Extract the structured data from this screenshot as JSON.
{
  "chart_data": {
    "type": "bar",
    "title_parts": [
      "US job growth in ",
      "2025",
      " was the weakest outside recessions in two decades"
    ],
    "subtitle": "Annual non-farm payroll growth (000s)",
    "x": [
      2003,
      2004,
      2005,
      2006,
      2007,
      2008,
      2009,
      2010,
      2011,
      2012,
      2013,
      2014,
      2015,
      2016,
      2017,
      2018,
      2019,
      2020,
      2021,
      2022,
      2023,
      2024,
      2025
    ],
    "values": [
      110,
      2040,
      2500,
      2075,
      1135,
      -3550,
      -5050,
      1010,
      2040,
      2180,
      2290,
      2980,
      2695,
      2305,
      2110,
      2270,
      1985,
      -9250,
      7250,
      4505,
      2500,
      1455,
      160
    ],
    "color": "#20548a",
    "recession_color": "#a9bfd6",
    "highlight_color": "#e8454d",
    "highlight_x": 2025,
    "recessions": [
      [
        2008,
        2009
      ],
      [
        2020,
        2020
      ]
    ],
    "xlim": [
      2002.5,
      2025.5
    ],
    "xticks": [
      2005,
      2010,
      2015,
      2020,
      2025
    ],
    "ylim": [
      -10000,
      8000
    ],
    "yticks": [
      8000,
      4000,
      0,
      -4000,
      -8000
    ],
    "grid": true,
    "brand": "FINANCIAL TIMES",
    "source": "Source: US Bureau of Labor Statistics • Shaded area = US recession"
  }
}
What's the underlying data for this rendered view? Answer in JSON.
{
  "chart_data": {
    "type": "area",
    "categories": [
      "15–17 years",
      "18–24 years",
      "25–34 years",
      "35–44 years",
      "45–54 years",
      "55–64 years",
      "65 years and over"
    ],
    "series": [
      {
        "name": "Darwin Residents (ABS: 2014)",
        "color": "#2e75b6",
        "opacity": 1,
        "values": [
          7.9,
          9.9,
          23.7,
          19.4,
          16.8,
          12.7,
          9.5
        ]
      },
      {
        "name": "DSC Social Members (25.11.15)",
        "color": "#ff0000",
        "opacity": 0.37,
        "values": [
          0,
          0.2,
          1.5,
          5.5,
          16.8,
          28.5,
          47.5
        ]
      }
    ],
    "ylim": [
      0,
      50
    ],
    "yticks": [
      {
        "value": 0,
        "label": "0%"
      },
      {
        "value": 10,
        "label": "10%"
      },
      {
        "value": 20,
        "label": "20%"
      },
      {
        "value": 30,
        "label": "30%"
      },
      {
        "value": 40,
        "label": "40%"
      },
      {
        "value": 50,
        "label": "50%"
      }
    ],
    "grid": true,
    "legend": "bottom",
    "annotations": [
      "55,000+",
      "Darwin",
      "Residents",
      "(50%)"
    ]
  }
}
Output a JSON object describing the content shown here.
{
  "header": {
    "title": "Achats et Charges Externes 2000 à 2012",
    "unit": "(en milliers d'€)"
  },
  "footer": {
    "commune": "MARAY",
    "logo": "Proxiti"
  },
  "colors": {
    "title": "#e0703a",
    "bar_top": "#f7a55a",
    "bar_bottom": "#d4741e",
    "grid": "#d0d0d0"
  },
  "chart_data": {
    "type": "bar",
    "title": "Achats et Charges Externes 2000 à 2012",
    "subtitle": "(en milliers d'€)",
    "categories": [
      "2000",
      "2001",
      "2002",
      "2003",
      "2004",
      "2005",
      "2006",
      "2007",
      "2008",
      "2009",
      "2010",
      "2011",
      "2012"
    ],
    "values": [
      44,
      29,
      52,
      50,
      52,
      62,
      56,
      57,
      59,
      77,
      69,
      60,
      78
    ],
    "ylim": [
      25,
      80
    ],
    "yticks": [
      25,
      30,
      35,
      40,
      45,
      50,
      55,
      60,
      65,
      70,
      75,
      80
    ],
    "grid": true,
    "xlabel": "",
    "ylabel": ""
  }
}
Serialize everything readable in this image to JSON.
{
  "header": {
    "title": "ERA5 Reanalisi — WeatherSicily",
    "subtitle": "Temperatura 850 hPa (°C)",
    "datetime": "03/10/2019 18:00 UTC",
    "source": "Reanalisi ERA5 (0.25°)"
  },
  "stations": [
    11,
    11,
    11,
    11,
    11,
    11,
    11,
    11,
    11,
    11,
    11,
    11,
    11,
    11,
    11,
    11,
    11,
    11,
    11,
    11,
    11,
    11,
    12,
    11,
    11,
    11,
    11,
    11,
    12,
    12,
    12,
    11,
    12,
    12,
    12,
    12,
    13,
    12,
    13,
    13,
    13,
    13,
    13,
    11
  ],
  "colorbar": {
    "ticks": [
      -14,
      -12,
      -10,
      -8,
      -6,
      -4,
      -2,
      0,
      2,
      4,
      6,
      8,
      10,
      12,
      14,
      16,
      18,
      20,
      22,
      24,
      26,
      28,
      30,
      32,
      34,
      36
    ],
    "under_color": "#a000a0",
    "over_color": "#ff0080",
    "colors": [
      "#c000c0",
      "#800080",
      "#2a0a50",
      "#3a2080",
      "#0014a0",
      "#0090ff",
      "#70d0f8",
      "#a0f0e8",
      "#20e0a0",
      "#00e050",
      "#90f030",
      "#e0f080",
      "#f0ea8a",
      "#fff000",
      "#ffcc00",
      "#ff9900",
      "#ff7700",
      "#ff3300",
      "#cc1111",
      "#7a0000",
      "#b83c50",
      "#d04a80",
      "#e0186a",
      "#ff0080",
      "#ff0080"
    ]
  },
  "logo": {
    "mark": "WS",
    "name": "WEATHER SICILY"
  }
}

= = = = =

▸ **DIRECTIONS**
Pull out each line containing the word "years" and copy it.

▸ **ANSWER TO THE TASK**
      "15–17 years",
      "18–24 years",
      "25–34 years",
      "35–44 years",
      "45–54 years",
      "55–64 years",
      "65 years and over"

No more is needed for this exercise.